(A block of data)
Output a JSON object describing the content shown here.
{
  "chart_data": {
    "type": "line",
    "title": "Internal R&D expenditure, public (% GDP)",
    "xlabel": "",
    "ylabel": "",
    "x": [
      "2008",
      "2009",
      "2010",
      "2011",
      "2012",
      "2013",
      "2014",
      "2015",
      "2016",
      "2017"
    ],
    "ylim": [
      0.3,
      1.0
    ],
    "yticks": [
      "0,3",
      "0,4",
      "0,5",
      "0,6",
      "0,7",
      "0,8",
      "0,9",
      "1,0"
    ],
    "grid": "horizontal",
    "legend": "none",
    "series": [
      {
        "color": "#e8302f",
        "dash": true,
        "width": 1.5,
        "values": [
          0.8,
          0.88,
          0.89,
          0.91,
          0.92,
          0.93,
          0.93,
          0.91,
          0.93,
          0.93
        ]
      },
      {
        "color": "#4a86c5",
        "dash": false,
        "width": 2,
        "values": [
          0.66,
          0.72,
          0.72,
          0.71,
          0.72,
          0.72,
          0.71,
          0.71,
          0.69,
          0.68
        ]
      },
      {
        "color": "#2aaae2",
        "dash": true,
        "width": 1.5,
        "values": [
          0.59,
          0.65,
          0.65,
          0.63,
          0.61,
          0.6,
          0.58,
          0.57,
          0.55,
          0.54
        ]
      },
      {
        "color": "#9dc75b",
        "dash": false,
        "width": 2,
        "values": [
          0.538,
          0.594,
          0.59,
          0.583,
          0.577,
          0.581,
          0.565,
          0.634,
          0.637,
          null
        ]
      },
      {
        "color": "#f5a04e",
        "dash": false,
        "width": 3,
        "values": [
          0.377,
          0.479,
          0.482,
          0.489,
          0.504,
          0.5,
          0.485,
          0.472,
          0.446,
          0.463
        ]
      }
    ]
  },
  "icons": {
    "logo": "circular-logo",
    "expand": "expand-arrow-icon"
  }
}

▸ **What you need to do**: Pull out each line of the listing that holds the string "color".

▸ **Response to the task**:
        "color": "#e8302f",
        "color": "#4a86c5",
        "color": "#2aaae2",
        "color": "#9dc75b",
        "color": "#f5a04e",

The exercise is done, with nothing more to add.